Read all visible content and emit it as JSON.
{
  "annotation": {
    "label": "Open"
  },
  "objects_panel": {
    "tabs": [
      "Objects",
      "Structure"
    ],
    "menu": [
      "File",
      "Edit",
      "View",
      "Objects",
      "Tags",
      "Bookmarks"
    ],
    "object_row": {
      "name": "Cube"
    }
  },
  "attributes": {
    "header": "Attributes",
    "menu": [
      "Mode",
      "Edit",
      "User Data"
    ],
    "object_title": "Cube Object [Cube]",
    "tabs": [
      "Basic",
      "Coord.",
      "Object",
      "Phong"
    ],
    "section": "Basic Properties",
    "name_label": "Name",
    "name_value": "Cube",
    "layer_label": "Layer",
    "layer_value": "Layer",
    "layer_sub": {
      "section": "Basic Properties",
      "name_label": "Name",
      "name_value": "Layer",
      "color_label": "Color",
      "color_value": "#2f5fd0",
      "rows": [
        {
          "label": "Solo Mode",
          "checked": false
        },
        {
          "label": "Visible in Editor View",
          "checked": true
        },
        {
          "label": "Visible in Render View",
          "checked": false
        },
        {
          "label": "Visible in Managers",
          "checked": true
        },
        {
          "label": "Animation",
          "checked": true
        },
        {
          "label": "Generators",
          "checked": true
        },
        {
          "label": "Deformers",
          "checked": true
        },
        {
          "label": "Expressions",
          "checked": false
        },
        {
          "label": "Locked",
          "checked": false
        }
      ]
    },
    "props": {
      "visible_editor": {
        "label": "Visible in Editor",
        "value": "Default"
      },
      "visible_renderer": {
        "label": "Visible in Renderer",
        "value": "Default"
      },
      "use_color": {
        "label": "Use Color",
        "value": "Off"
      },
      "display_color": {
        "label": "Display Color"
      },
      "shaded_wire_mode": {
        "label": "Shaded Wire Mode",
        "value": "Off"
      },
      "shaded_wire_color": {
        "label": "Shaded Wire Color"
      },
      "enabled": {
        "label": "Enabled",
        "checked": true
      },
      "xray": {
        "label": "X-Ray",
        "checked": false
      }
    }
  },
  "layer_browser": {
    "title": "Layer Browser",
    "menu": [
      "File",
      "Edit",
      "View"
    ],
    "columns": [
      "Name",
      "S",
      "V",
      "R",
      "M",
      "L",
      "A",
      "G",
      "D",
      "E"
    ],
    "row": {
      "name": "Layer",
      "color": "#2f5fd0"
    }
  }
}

**WHAT YOU WILL DO**: From the records, copy every line that has the string "section" in it.

**RESULT OF THE EXERCISE**:
    "section": "Basic Properties",
      "section": "Basic Properties",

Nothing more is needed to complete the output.